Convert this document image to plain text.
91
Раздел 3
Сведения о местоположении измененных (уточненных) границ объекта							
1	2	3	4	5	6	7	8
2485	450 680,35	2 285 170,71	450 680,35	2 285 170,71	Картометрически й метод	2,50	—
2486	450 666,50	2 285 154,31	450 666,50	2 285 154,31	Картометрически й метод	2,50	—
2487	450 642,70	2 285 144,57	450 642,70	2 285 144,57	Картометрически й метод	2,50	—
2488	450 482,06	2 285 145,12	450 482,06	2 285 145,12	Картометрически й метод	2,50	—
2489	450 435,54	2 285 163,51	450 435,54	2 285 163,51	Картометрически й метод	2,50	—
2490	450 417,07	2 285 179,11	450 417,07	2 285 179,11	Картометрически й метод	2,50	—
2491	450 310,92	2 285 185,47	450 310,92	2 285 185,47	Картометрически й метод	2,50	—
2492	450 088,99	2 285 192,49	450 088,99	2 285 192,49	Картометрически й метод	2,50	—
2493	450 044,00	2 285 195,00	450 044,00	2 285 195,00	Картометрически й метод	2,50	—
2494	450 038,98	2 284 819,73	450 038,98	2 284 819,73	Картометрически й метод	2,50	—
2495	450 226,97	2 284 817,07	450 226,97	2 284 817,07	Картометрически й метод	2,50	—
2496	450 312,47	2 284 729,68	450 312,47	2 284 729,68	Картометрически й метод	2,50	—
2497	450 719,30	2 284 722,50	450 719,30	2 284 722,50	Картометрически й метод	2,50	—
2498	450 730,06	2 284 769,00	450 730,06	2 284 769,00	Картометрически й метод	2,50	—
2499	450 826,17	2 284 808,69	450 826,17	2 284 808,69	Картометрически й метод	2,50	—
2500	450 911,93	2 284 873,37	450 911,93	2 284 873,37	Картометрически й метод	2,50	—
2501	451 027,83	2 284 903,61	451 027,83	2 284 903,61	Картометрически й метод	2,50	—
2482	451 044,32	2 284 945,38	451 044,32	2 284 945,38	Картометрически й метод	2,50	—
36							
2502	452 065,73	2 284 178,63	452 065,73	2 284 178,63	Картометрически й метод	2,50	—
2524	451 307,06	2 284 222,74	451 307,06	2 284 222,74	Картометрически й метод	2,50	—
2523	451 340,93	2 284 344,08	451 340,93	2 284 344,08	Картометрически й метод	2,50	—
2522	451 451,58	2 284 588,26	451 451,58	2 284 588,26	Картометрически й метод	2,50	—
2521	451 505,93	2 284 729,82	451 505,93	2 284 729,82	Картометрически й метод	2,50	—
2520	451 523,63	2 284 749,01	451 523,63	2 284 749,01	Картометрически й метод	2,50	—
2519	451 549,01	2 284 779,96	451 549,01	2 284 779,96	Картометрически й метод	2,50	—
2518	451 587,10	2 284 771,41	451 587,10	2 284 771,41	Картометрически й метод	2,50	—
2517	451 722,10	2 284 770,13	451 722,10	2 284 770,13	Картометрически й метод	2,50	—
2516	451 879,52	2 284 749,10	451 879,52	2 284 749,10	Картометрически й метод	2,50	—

········

## Problem to solve
Copy the material above back out, exactly as written.

## Written response
Convert this document image to plain text.
91
Раздел 3
Сведения о местоположении измененных (уточненных) границ объекта							
1	2	3	4	5	6	7	8
2485	450 680,35	2 285 170,71	450 680,35	2 285 170,71	Картометрически й метод	2,50	—
2486	450 666,50	2 285 154,31	450 666,50	2 285 154,31	Картометрически й метод	2,50	—
2487	450 642,70	2 285 144,57	450 642,70	2 285 144,57	Картометрически й метод	2,50	—
2488	450 482,06	2 285 145,12	450 482,06	2 285 145,12	Картометрически й метод	2,50	—
2489	450 435,54	2 285 163,51	450 435,54	2 285 163,51	Картометрически й метод	2,50	—
2490	450 417,07	2 285 179,11	450 417,07	2 285 179,11	Картометрически й метод	2,50	—
2491	450 310,92	2 285 185,47	450 310,92	2 285 185,47	Картометрически й метод	2,50	—
2492	450 088,99	2 285 192,49	450 088,99	2 285 192,49	Картометрически й метод	2,50	—
2493	450 044,00	2 285 195,00	450 044,00	2 285 195,00	Картометрически й метод	2,50	—
2494	450 038,98	2 284 819,73	450 038,98	2 284 819,73	Картометрически й метод	2,50	—
2495	450 226,97	2 284 817,07	450 226,97	2 284 817,07	Картометрически й метод	2,50	—
2496	450 312,47	2 284 729,68	450 312,47	2 284 729,68	Картометрически й метод	2,50	—
2497	450 719,30	2 284 722,50	450 719,30	2 284 722,50	Картометрически й метод	2,50	—
2498	450 730,06	2 284 769,00	450 730,06	2 284 769,00	Картометрически й метод	2,50	—
2499	450 826,17	2 284 808,69	450 826,17	2 284 808,69	Картометрически й метод	2,50	—
2500	450 911,93	2 284 873,37	450 911,93	2 284 873,37	Картометрически й метод	2,50	—
2501	451 027,83	2 284 903,61	451 027,83	2 284 903,61	Картометрически й метод	2,50	—
2482	451 044,32	2 284 945,38	451 044,32	2 284 945,38	Картометрически й метод	2,50	—
36							
2502	452 065,73	2 284 178,63	452 065,73	2 284 178,63	Картометрически й метод	2,50	—
2524	451 307,06	2 284 222,74	451 307,06	2 284 222,74	Картометрически й метод	2,50	—
2523	451 340,93	2 284 344,08	451 340,93	2 284 344,08	Картометрически й метод	2,50	—
2522	451 451,58	2 284 588,26	451 451,58	2 284 588,26	Картометрически й метод	2,50	—
2521	451 505,93	2 284 729,82	451 505,93	2 284 729,82	Картометрически й метод	2,50	—
2520	451 523,63	2 284 749,01	451 523,63	2 284 749,01	Картометрически й метод	2,50	—
2519	451 549,01	2 284 779,96	451 549,01	2 284 779,96	Картометрически й метод	2,50	—
2518	451 587,10	2 284 771,41	451 587,10	2 284 771,41	Картометрически й метод	2,50	—
2517	451 722,10	2 284 770,13	451 722,10	2 284 770,13	Картометрически й метод	2,50	—
2516	451 879,52	2 284 749,10	451 879,52	2 284 749,10	Картометрически й метод	2,50	—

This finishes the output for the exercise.